▶ _Data extracts_

· · · · · · ·

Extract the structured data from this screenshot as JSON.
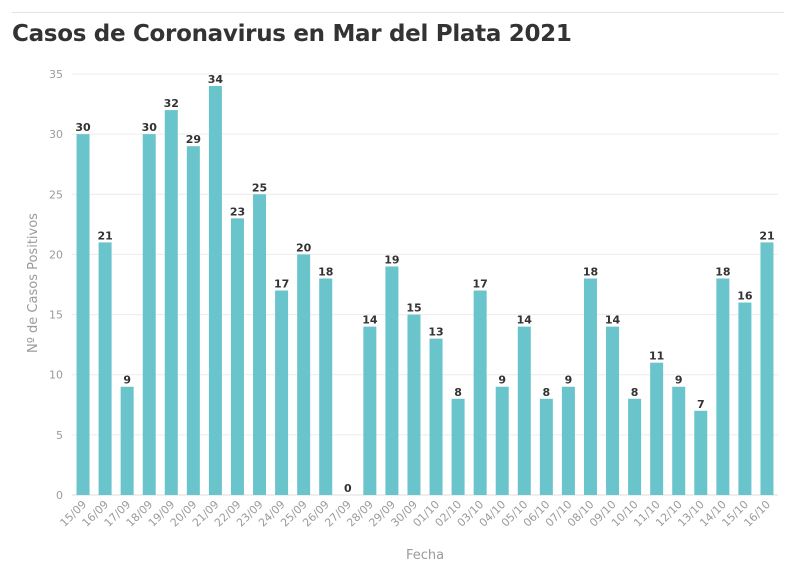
{
  "chart_data": {
    "type": "bar",
    "title": "Casos de Coronavirus en Mar del Plata 2021",
    "xlabel": "Fecha",
    "ylabel": "Nº de Casos Positivos",
    "ylim": [
      0,
      35
    ],
    "yticks": [
      0,
      5,
      10,
      15,
      20,
      25,
      30,
      35
    ],
    "grid": true,
    "bar_color": "#6ac4cc",
    "categories": [
      "15/09",
      "16/09",
      "17/09",
      "18/09",
      "19/09",
      "20/09",
      "21/09",
      "22/09",
      "23/09",
      "24/09",
      "25/09",
      "26/09",
      "27/09",
      "28/09",
      "29/09",
      "30/09",
      "01/10",
      "02/10",
      "03/10",
      "04/10",
      "05/10",
      "06/10",
      "07/10",
      "08/10",
      "09/10",
      "10/10",
      "11/10",
      "12/10",
      "13/10",
      "14/10",
      "15/10",
      "16/10"
    ],
    "values": [
      30,
      21,
      9,
      30,
      32,
      29,
      34,
      23,
      25,
      17,
      20,
      18,
      0,
      14,
      19,
      15,
      13,
      8,
      17,
      9,
      14,
      8,
      9,
      18,
      14,
      8,
      11,
      9,
      7,
      18,
      16,
      21
    ]
  }
}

· · · · · · ·

Send back the data above word for word, with the pictures left out.

Extract the structured data from this screenshot as JSON.
{
  "chart_data": {
    "type": "bar",
    "title": "Casos de Coronavirus en Mar del Plata 2021",
    "xlabel": "Fecha",
    "ylabel": "Nº de Casos Positivos",
    "ylim": [
      0,
      35
    ],
    "yticks": [
      0,
      5,
      10,
      15,
      20,
      25,
      30,
      35
    ],
    "grid": true,
    "bar_color": "#6ac4cc",
    "categories": [
      "15/09",
      "16/09",
      "17/09",
      "18/09",
      "19/09",
      "20/09",
      "21/09",
      "22/09",
      "23/09",
      "24/09",
      "25/09",
      "26/09",
      "27/09",
      "28/09",
      "29/09",
      "30/09",
      "01/10",
      "02/10",
      "03/10",
      "04/10",
      "05/10",
      "06/10",
      "07/10",
      "08/10",
      "09/10",
      "10/10",
      "11/10",
      "12/10",
      "13/10",
      "14/10",
      "15/10",
      "16/10"
    ],
    "values": [
      30,
      21,
      9,
      30,
      32,
      29,
      34,
      23,
      25,
      17,
      20,
      18,
      0,
      14,
      19,
      15,
      13,
      8,
      17,
      9,
      14,
      8,
      9,
      18,
      14,
      8,
      11,
      9,
      7,
      18,
      16,
      21
    ]
  }
}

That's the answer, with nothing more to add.